Copy every line of the records below where the word "JSON" occurs.

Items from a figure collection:

[start]

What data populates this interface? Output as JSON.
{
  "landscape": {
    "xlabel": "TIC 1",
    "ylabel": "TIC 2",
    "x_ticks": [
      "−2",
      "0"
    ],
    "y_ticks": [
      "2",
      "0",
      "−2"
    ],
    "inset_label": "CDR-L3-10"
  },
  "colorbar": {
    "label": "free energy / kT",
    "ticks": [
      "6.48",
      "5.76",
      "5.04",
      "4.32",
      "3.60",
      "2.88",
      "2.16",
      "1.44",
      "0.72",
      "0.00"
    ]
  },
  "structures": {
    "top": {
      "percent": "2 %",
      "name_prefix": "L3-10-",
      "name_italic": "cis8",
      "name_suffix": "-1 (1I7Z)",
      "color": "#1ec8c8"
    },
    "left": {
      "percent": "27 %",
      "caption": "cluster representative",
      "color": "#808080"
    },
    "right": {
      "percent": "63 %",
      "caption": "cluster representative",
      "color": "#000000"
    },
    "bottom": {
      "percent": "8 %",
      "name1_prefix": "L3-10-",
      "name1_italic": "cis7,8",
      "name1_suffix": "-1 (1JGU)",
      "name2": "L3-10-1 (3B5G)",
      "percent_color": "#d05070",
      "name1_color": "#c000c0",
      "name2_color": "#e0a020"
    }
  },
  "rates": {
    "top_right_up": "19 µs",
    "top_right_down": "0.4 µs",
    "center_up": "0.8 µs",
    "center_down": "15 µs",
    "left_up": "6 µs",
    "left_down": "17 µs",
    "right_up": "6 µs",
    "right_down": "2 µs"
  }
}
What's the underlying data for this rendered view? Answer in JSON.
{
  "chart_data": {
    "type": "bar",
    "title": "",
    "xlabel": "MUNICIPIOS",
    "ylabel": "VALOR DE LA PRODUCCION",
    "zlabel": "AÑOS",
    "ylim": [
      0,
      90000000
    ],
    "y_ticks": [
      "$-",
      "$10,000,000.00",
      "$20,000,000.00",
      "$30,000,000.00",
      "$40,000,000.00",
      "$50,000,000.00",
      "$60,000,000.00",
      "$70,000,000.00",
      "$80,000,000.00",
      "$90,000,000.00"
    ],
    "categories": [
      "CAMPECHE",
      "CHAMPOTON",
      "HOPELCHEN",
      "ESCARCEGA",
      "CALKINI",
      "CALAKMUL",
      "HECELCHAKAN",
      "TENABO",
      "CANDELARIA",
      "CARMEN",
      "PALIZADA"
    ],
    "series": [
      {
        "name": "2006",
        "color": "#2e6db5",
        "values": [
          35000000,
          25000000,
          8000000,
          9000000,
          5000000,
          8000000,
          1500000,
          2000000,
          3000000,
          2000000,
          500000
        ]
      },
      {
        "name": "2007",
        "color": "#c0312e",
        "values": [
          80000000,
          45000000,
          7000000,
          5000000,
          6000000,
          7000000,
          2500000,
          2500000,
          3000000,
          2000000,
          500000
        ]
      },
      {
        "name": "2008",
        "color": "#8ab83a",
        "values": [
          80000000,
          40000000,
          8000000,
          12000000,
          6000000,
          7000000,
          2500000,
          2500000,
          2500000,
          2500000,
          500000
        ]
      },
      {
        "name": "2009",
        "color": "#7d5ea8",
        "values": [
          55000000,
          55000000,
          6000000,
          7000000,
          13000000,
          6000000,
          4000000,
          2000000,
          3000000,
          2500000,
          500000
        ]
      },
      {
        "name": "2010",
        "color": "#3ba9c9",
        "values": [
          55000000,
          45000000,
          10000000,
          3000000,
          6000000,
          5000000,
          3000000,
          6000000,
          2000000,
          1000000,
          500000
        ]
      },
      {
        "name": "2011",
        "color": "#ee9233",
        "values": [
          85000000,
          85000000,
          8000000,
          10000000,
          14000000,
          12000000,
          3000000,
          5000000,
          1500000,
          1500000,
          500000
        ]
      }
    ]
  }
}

[end]

Result:
What data populates this interface? Output as JSON.
What's the underlying data for this rendered view? Answer in JSON.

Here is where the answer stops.